= Arbeitsanweisung 1 =
Schreiben Sie aus den Datensätzen die Zeilen von der Zeile mit „header-solar-unit: W/m² <box>168“ bis einschließlich der Zeile mit „legend-label: UV Strahlung“ unverändert ab.

= Textauszug =

Der Schutz der Pressefreiheit ist damit zwar eröffnet, der Eingriff bewegt sich aber am unteren Rand des Feststellbaren.
b) Schutz der Satire: Meinungsfreiheit/Kunstfreiheit – Art. 5 Abs. 1; Abs. 3 Satz 1 GG
Deutlich relevanter ist allerdings eine mögliche Verletzung der Meinungs/- und Kunstfreiheit, die sich dann auch in Verbindung mit der Pressefreiheit als Wirkbereich zeigt. Die Grenzen zwischen Meinungs- und Pressefreiheit bzw. Kunstfreiheit sind hier fließend, handelt es sich bei der Satire doch um eine Hybridform, die Aspekte aller drei geschützter Rechte enthält.
Grundsätzlich handelt es sich bei Satire um eine Meinungsäußerung (ausführlich hierzu NJW 1995, 809). Durch die freie Gestaltung der kritisierten Titel tritt aber (zumindest nach dem offenen Kunstbegriff) auch der künstlerische Aspekt hinzu. Kerninhalt der Satire ist das Arbeiten mit Übertreibungen oder Verfremdungen. Dieses Kriterium beinhaltet aber gleichwohl die Voraussetzung, dass eine inhaltliche Aussage damit verbunden sein muss, die durch die gewählte Darstellungsform nur verzerrt wird. Es ist damit zu ermitteln, welche Aussage mit dem Mittel der Satire dargestellt wird.  Ist die Satire hingegen allein als Provokation anzusehen, dann ist sie nicht mehr von den genannten Grundrechten gedeckt, denn es wird keine Meinung mehr kundgetan, so dass der Schutzbereich nicht eröffnet wäre. Es handelt sich dann insofern nur um Scheinsatire. Ungeachtet dessen verbietet sich eine zu strenge Betrachtung. Vielmehr muss jede noch mögliche Deutung als wahrscheinlich angesehen werden, ansonsten würden die Grundrechte zu wenig beachtet.

= Arbeitsanweisung 2 =
Geben Sie aus dem Textauszug zum Schutz der Satire die Passage von „b) Schutz der“ bis einschließlich „geschützter Rechte enthält.“ wortgetreu wieder.

= Übungsdaten =
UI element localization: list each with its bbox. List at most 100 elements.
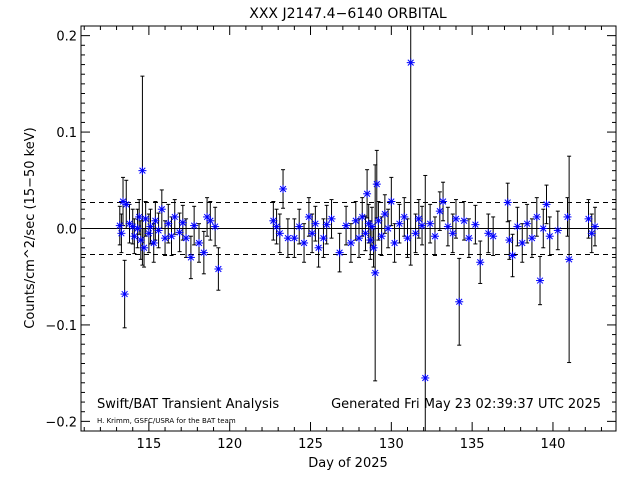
data-point [214,265,223,273]
data-point [154,226,163,235]
data-point [430,232,439,241]
data-point [587,229,596,238]
data-point [563,212,572,221]
data-point [120,290,129,299]
data-point [136,236,145,245]
x-tick-label: 120 [217,437,242,452]
y-tick-label: 0.1 [56,126,77,141]
y-tick-label: 0.0 [56,223,77,238]
data-point [484,229,493,238]
data-point [400,212,409,221]
chart-title: XXX J2147.4−6140 ORBITAL [249,6,447,22]
data-point [269,216,278,225]
data-point [421,373,430,382]
data-point [371,268,380,277]
data-point [279,184,288,193]
x-axis-label: Day of 2025 [308,456,388,471]
y-axis-ticks: −0.2 −0.1 0.0 0.1 0.2 [45,30,616,430]
data-point [565,255,574,264]
data-point [175,228,184,237]
data-point [135,212,144,221]
x-axis-ticks: 115 120 125 130 135 140 [83,26,602,452]
y-tick-label: 0.2 [56,30,77,45]
data-point [367,222,376,231]
data-point [464,234,473,243]
data-point [206,216,215,225]
data-point [311,219,320,228]
data-point [390,238,399,247]
x-tick-label: 130 [379,437,404,452]
data-point [358,212,367,221]
data-point [443,222,452,231]
data-point [536,276,545,285]
data-point [122,200,131,209]
data-point [448,229,457,238]
data-point [133,224,142,233]
data-point [532,212,541,221]
data-point [178,218,187,227]
data-point [342,221,351,230]
data-point [523,219,532,228]
annotation-credit: H. Krimm, GSFC/USRA for the BAT team [97,417,236,425]
data-point [553,226,562,235]
data-point [346,238,355,247]
annotation-generated-time: Generated Fri May 23 02:39:37 UTC 2025 [331,397,601,412]
data-point [322,220,331,229]
data-point [186,253,195,262]
data-point [182,234,191,243]
data-point [455,297,464,306]
data-point [144,229,153,238]
data-point [542,200,551,209]
data-point [374,216,383,225]
data-point [476,258,485,267]
data-point [327,214,336,223]
data-point [361,229,370,238]
data-point [590,222,599,231]
data-point [275,229,284,238]
data-point [584,214,593,223]
data-point [411,229,420,238]
data-point [146,222,155,231]
data-point [211,222,220,231]
annotation-transient-analysis: Swift/BAT Transient Analysis [97,397,279,412]
data-point [141,214,150,223]
data-point [272,222,281,231]
data-point [369,243,378,252]
data-point [151,216,160,225]
data-point [435,207,444,216]
data-point [304,212,313,221]
data-point [203,212,212,221]
data-point [460,216,469,225]
data-point [319,234,328,243]
data-point [503,198,512,207]
data-point [513,222,522,231]
data-point [539,224,548,233]
data-point [418,221,427,230]
data-point [190,221,199,230]
x-tick-label: 135 [460,437,485,452]
data-point [130,232,139,241]
data-point [314,243,323,252]
data-point [372,180,381,189]
data-markers [115,58,599,382]
data-point [308,229,317,238]
data-point [518,238,527,247]
data-point [149,238,158,247]
data-point [351,216,360,225]
data-point [164,219,173,228]
data-point [157,205,166,214]
data-point [115,221,124,230]
data-point [387,197,396,206]
data-point [138,166,147,175]
data-point [117,229,126,238]
data-point [380,210,389,219]
data-point [170,212,179,221]
data-point [167,232,176,241]
data-point [300,238,309,247]
data-point [283,234,292,243]
data-point [505,236,514,245]
x-tick-label: 140 [541,437,566,452]
data-point [199,248,208,257]
data-point [508,251,517,260]
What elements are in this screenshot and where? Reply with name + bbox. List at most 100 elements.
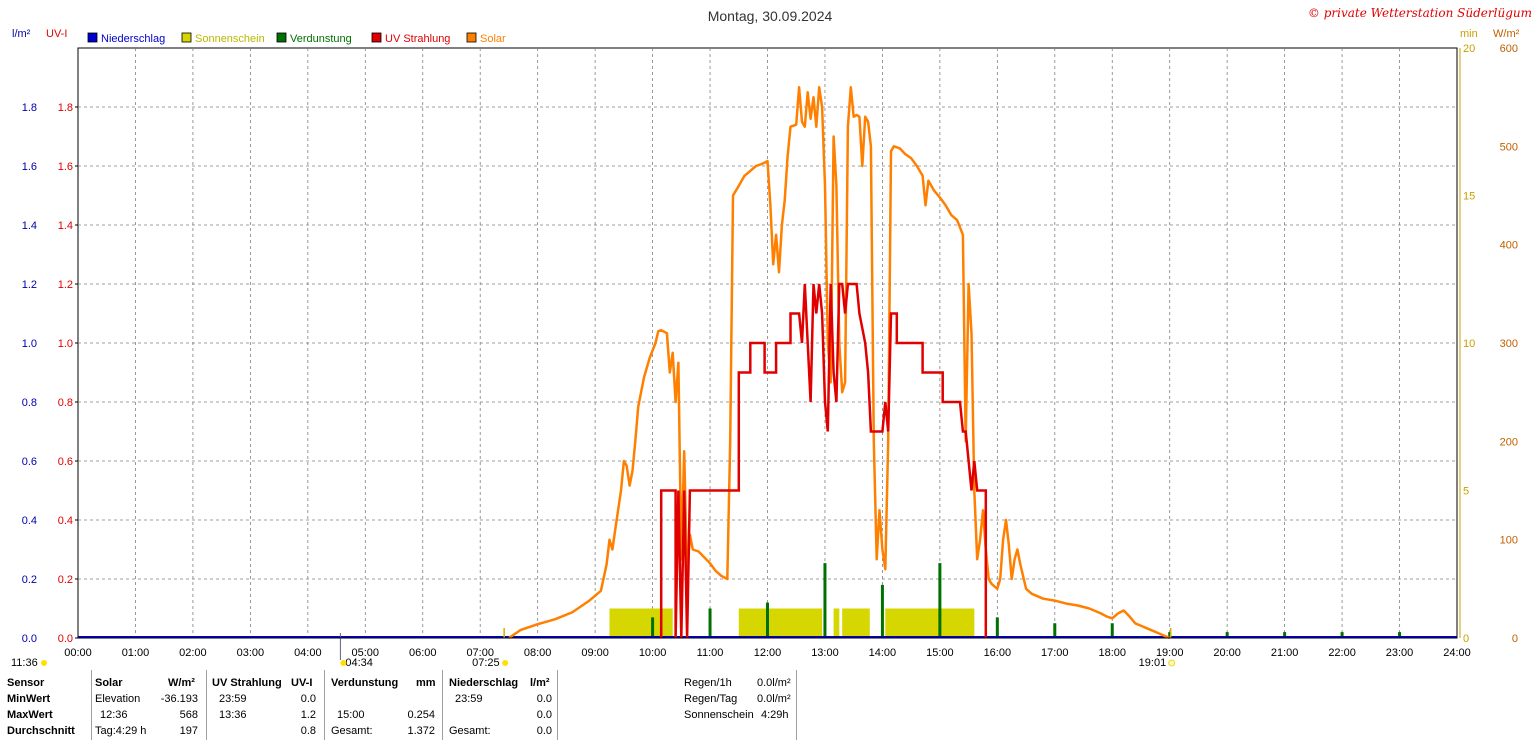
header-solar-unit: W/m² <box>168 677 195 689</box>
left-tick-label-2: 0.6 <box>58 456 73 468</box>
max-uv-c2: 1.2 <box>300 709 316 721</box>
legend-label: Sonnenschein <box>195 33 265 45</box>
legend: Niederschlag Sonnenschein Verdunstung UV St… <box>87 32 506 45</box>
x-tick-label: 15:00 <box>926 647 954 659</box>
sunshine-bars <box>609 608 975 638</box>
sunset-time: 19:01 <box>1139 657 1167 668</box>
left-tick-label-1: 1.0 <box>22 338 37 350</box>
x-tick-label: 08:00 <box>524 647 552 659</box>
avg-nied-c2: 0.0 <box>536 725 552 737</box>
sunrise-icon <box>502 660 509 666</box>
right-wm2-tick-label: 100 <box>1500 535 1518 547</box>
right-min-tick-label: 5 <box>1463 486 1469 498</box>
max-solar-c2: 568 <box>179 709 198 721</box>
x-tick-label: 02:00 <box>179 647 207 659</box>
series-lines <box>78 86 1457 640</box>
avg-solar-c1: Tag:4:29 h <box>95 725 147 737</box>
x-tick-label: 14:00 <box>869 647 897 659</box>
extra-value-sunshine: 4:29h <box>761 709 789 721</box>
legend-swatch <box>181 32 192 43</box>
left-tick-label-2: 1.6 <box>58 161 73 173</box>
right-wm2-tick-label: 600 <box>1500 43 1518 55</box>
legend-label: UV Strahlung <box>385 33 450 45</box>
axes: 0.0 0.0 0.2 0.2 0.4 0.4 0.6 0.6 0.8 0.8 1.0 1.0 1.2 1… <box>22 43 1518 659</box>
sunset-icon <box>1168 659 1176 667</box>
right-wm2-tick-label: 400 <box>1500 240 1518 252</box>
right-min-tick-label: 0 <box>1463 633 1469 645</box>
left-tick-label-1: 0.6 <box>22 456 37 468</box>
left-tick-label-1: 0.2 <box>22 574 37 586</box>
header-verdunstung-unit: mm <box>416 677 436 689</box>
sunshine-bar <box>842 608 870 638</box>
moonset-time: 04:34 <box>345 657 373 668</box>
sunrise-time: 07:25 <box>472 657 500 668</box>
left-unit-2: UV-I <box>46 28 67 40</box>
header-uv: UV Strahlung <box>212 677 282 689</box>
avg-verd-c1: Gesamt: <box>331 725 373 737</box>
legend-label: Niederschlag <box>101 33 165 45</box>
left-tick-label-2: 1.2 <box>58 279 73 291</box>
right-wm2-tick-label: 200 <box>1500 436 1518 448</box>
avg-nied-c1: Gesamt: <box>449 725 491 737</box>
moonrise-icon <box>41 660 47 666</box>
left-tick-label-1: 0.8 <box>22 397 37 409</box>
row-label-avg: Durchschnitt <box>7 725 75 737</box>
left-tick-label-2: 0.0 <box>58 633 73 645</box>
left-tick-label-2: 1.4 <box>58 220 73 232</box>
x-tick-label: 09:00 <box>581 647 609 659</box>
left-tick-label-1: 1.8 <box>22 102 37 114</box>
chart-title: Montag, 30.09.2024 <box>708 8 833 24</box>
uv-line <box>659 282 988 639</box>
x-tick-label: 23:00 <box>1386 647 1414 659</box>
legend-label: Verdunstung <box>290 33 352 45</box>
sunshine-bar <box>609 608 673 638</box>
left-tick-label-1: 1.4 <box>22 220 37 232</box>
max-verd-c2: 0.254 <box>407 709 435 721</box>
extra-label-raintag: Regen/Tag <box>684 693 738 705</box>
left-tick-label-1: 1.2 <box>22 279 37 291</box>
left-tick-label-2: 1.0 <box>58 338 73 350</box>
weather-chart: Montag, 30.09.2024 © private Wetterstati… <box>11 6 1532 668</box>
x-tick-label: 18:00 <box>1098 647 1126 659</box>
max-verd-c1: 15:00 <box>337 709 365 721</box>
row-label-min: MinWert <box>7 693 51 705</box>
min-solar-c2: -36.193 <box>160 693 198 705</box>
left-tick-label-2: 0.4 <box>58 515 73 527</box>
sun-moon-markers: 07:25 19:01 04:34 11:36 <box>11 628 1457 668</box>
x-tick-label: 10:00 <box>639 647 667 659</box>
legend-swatch <box>466 32 477 43</box>
moonrise-time: 11:36 <box>11 657 38 668</box>
right-min-tick-label: 15 <box>1463 191 1475 203</box>
legend-swatch <box>276 32 287 43</box>
left-tick-label-2: 0.2 <box>58 574 73 586</box>
sunshine-bar <box>738 608 823 638</box>
avg-uv-c2: 0.8 <box>300 725 316 737</box>
x-tick-label: 07:00 <box>466 647 494 659</box>
left-tick-label-1: 0.0 <box>22 633 37 645</box>
x-tick-label: 00:00 <box>64 647 92 659</box>
x-tick-label: 20:00 <box>1213 647 1241 659</box>
header-niederschlag-unit: l/m² <box>530 677 550 689</box>
grid <box>78 48 1457 638</box>
min-uv-c2: 0.0 <box>300 693 316 705</box>
left-tick-label-1: 0.4 <box>22 515 37 527</box>
header-solar: Solar <box>95 677 123 689</box>
copyright-text: © private Wetterstation Süderlügum <box>1308 6 1532 20</box>
row-label-max: MaxWert <box>7 709 53 721</box>
max-solar-c1: 12:36 <box>100 709 128 721</box>
right-min-tick-label: 20 <box>1463 43 1475 55</box>
header-sensor: Sensor <box>7 677 45 689</box>
extra-value-rain1h: 0.0l/m² <box>757 677 791 689</box>
header-uv-unit: UV-I <box>291 677 313 689</box>
min-nied-c2: 0.0 <box>536 693 552 705</box>
header-niederschlag: Niederschlag <box>449 677 519 689</box>
right-wm2-tick-label: 0 <box>1512 633 1518 645</box>
solar-line <box>508 86 1171 640</box>
x-tick-label: 24:00 <box>1443 647 1471 659</box>
x-tick-label: 16:00 <box>984 647 1012 659</box>
extra-label-sunshine: Sonnenschein <box>684 709 754 721</box>
x-tick-label: 22:00 <box>1328 647 1356 659</box>
x-tick-label: 11:00 <box>697 647 724 659</box>
x-tick-label: 17:00 <box>1041 647 1069 659</box>
sunshine-bar <box>885 608 975 638</box>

= Lösung 1 =
header-solar-unit: W/m² <box>168 677 195 689</box>
left-tick-label-2: 0.6 <box>58 456 73 468</box>
max-uv-c2: 1.2 <box>300 709 316 721</box>
legend-label: Sonnenschein <box>195 33 265 45</box>
legend: Niederschlag Sonnenschein Verdunstung UV St… <box>87 32 506 45</box>
x-tick-label: 15:00 <box>926 647 954 659</box>
sunshine-bars <box>609 608 975 638</box>
sunset-time: 19:01 <box>1139 657 1167 668</box>
left-tick-label-1: 1.0 <box>22 338 37 350</box>
x-tick-label: 08:00 <box>524 647 552 659</box>
avg-nied-c2: 0.0 <box>536 725 552 737</box>
sunrise-icon <box>502 660 509 666</box>
right-wm2-tick-label: 100 <box>1500 535 1518 547</box>
right-min-tick-label: 5 <box>1463 486 1469 498</box>
max-solar-c2: 568 <box>179 709 198 721</box>
x-tick-label: 02:00 <box>179 647 207 659</box>
series-lines <box>78 86 1457 640</box>
avg-solar-c1: Tag:4:29 h <box>95 725 147 737</box>
x-tick-label: 14:00 <box>869 647 897 659</box>
extra-value-sunshine: 4:29h <box>761 709 789 721</box>
legend-swatch <box>181 32 192 43</box>
left-tick-label-2: 1.6 <box>58 161 73 173</box>
right-wm2-tick-label: 600 <box>1500 43 1518 55</box>
legend-label: UV Strahlung <box>385 33 450 45</box>

= Lösung 2 =
b) Schutz der Satire: Meinungsfreiheit/Kunstfreiheit – Art. 5 Abs. 1; Abs. 3 Satz 1 GG
Deutlich relevanter ist allerdings eine mögliche Verletzung der Meinungs/- und Kunstfreiheit, die sich dann auch in Verbindung mit der Pressefreiheit als Wirkbereich zeigt. Die Grenzen zwischen Meinungs- und Pressefreiheit bzw. Kunstfreiheit sind hier fließend, handelt es sich bei der Satire doch um eine Hybridform, die Aspekte aller drei geschützter Rechte enthält.